Collected data

►

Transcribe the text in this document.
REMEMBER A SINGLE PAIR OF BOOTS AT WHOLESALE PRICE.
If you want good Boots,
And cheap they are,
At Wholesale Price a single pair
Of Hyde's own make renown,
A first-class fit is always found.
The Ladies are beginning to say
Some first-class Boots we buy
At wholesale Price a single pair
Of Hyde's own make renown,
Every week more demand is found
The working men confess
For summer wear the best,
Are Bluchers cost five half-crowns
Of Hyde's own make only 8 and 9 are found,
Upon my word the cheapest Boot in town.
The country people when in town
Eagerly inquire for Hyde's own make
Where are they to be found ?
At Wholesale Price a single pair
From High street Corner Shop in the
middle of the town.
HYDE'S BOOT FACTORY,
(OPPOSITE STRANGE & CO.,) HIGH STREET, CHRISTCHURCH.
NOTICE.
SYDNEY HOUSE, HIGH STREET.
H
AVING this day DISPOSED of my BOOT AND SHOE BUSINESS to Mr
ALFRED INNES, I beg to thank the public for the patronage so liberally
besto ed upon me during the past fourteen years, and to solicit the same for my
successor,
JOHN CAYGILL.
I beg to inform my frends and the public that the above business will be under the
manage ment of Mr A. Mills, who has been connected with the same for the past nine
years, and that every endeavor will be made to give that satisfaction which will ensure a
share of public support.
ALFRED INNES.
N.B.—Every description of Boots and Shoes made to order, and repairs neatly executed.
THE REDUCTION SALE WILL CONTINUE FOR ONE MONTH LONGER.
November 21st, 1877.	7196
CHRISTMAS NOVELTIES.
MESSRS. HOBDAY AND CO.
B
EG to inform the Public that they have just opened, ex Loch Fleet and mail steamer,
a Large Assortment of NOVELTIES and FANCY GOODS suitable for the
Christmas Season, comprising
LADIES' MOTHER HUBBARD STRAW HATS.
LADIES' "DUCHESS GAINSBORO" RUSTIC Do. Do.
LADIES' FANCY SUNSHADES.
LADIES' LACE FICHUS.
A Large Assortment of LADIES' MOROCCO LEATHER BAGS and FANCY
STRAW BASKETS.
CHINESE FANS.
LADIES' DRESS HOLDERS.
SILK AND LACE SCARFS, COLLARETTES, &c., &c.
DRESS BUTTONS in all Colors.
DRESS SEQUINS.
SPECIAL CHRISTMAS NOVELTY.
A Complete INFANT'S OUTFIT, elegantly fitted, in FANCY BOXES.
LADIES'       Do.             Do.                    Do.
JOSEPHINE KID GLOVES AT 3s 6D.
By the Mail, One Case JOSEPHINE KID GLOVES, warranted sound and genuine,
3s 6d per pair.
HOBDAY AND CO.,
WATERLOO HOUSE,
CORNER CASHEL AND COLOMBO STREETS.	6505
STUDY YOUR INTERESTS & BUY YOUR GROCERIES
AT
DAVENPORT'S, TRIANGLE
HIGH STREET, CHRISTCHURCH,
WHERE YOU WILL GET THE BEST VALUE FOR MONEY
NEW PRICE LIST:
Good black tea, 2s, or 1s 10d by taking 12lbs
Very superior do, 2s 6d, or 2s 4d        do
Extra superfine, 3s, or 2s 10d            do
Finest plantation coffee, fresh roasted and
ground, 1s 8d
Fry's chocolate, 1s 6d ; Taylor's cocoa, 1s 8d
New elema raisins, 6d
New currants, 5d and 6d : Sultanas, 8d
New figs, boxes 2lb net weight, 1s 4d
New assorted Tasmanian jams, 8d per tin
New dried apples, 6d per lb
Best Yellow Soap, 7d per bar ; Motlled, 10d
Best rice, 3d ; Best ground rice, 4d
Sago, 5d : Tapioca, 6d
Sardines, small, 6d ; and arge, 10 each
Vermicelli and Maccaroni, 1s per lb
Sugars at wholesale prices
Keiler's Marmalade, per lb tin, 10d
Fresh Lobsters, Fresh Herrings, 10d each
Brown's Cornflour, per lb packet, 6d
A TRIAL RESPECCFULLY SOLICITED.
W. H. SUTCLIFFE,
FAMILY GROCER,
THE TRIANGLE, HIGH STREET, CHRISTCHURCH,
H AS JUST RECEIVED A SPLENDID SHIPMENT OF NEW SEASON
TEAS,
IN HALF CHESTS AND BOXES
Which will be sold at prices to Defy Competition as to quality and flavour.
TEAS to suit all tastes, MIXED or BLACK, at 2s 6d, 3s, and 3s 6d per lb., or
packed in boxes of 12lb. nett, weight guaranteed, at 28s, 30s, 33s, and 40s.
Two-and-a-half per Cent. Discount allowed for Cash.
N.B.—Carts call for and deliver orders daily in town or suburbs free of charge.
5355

◄

Directive
Copy all the records above precisely.

Response
Transcribe the text in this document.
REMEMBER A SINGLE PAIR OF BOOTS AT WHOLESALE PRICE.
If you want good Boots,
And cheap they are,
At Wholesale Price a single pair
Of Hyde's own make renown,
A first-class fit is always found.
The Ladies are beginning to say
Some first-class Boots we buy
At wholesale Price a single pair
Of Hyde's own make renown,
Every week more demand is found
The working men confess
For summer wear the best,
Are Bluchers cost five half-crowns
Of Hyde's own make only 8 and 9 are found,
Upon my word the cheapest Boot in town.
The country people when in town
Eagerly inquire for Hyde's own make
Where are they to be found ?
At Wholesale Price a single pair
From High street Corner Shop in the
middle of the town.
HYDE'S BOOT FACTORY,
(OPPOSITE STRANGE & CO.,) HIGH STREET, CHRISTCHURCH.
NOTICE.
SYDNEY HOUSE, HIGH STREET.
H
AVING this day DISPOSED of my BOOT AND SHOE BUSINESS to Mr
ALFRED INNES, I beg to thank the public for the patronage so liberally
besto ed upon me during the past fourteen years, and to solicit the same for my
successor,
JOHN CAYGILL.
I beg to inform my frends and the public that the above business will be under the
manage ment of Mr A. Mills, who has been connected with the same for the past nine
years, and that every endeavor will be made to give that satisfaction which will ensure a
share of public support.
ALFRED INNES.
N.B.—Every description of Boots and Shoes made to order, and repairs neatly executed.
THE REDUCTION SALE WILL CONTINUE FOR ONE MONTH LONGER.
November 21st, 1877.	7196
CHRISTMAS NOVELTIES.
MESSRS. HOBDAY AND CO.
B
EG to inform the Public that they have just opened, ex Loch Fleet and mail steamer,
a Large Assortment of NOVELTIES and FANCY GOODS suitable for the
Christmas Season, comprising
LADIES' MOTHER HUBBARD STRAW HATS.
LADIES' "DUCHESS GAINSBORO" RUSTIC Do. Do.
LADIES' FANCY SUNSHADES.
LADIES' LACE FICHUS.
A Large Assortment of LADIES' MOROCCO LEATHER BAGS and FANCY
STRAW BASKETS.
CHINESE FANS.
LADIES' DRESS HOLDERS.
SILK AND LACE SCARFS, COLLARETTES, &c., &c.
DRESS BUTTONS in all Colors.
DRESS SEQUINS.
SPECIAL CHRISTMAS NOVELTY.
A Complete INFANT'S OUTFIT, elegantly fitted, in FANCY BOXES.
LADIES'       Do.             Do.                    Do.
JOSEPHINE KID GLOVES AT 3s 6D.
By the Mail, One Case JOSEPHINE KID GLOVES, warranted sound and genuine,
3s 6d per pair.
HOBDAY AND CO.,
WATERLOO HOUSE,
CORNER CASHEL AND COLOMBO STREETS.	6505
STUDY YOUR INTERESTS & BUY YOUR GROCERIES
AT
DAVENPORT'S, TRIANGLE
HIGH STREET, CHRISTCHURCH,
WHERE YOU WILL GET THE BEST VALUE FOR MONEY
NEW PRICE LIST:
Good black tea, 2s, or 1s 10d by taking 12lbs
Very superior do, 2s 6d, or 2s 4d        do
Extra superfine, 3s, or 2s 10d            do
Finest plantation coffee, fresh roasted and
ground, 1s 8d
Fry's chocolate, 1s 6d ; Taylor's cocoa, 1s 8d
New elema raisins, 6d
New currants, 5d and 6d : Sultanas, 8d
New figs, boxes 2lb net weight, 1s 4d
New assorted Tasmanian jams, 8d per tin
New dried apples, 6d per lb
Best Yellow Soap, 7d per bar ; Motlled, 10d
Best rice, 3d ; Best ground rice, 4d
Sago, 5d : Tapioca, 6d
Sardines, small, 6d ; and arge, 10 each
Vermicelli and Maccaroni, 1s per lb
Sugars at wholesale prices
Keiler's Marmalade, per lb tin, 10d
Fresh Lobsters, Fresh Herrings, 10d each
Brown's Cornflour, per lb packet, 6d
A TRIAL RESPECCFULLY SOLICITED.
W. H. SUTCLIFFE,
FAMILY GROCER,
THE TRIANGLE, HIGH STREET, CHRISTCHURCH,
H AS JUST RECEIVED A SPLENDID SHIPMENT OF NEW SEASON
TEAS,
IN HALF CHESTS AND BOXES
Which will be sold at prices to Defy Competition as to quality and flavour.
TEAS to suit all tastes, MIXED or BLACK, at 2s 6d, 3s, and 3s 6d per lb., or
packed in boxes of 12lb. nett, weight guaranteed, at 28s, 30s, 33s, and 40s.
Two-and-a-half per Cent. Discount allowed for Cash.
N.B.—Carts call for and deliver orders daily in town or suburbs free of charge.
5355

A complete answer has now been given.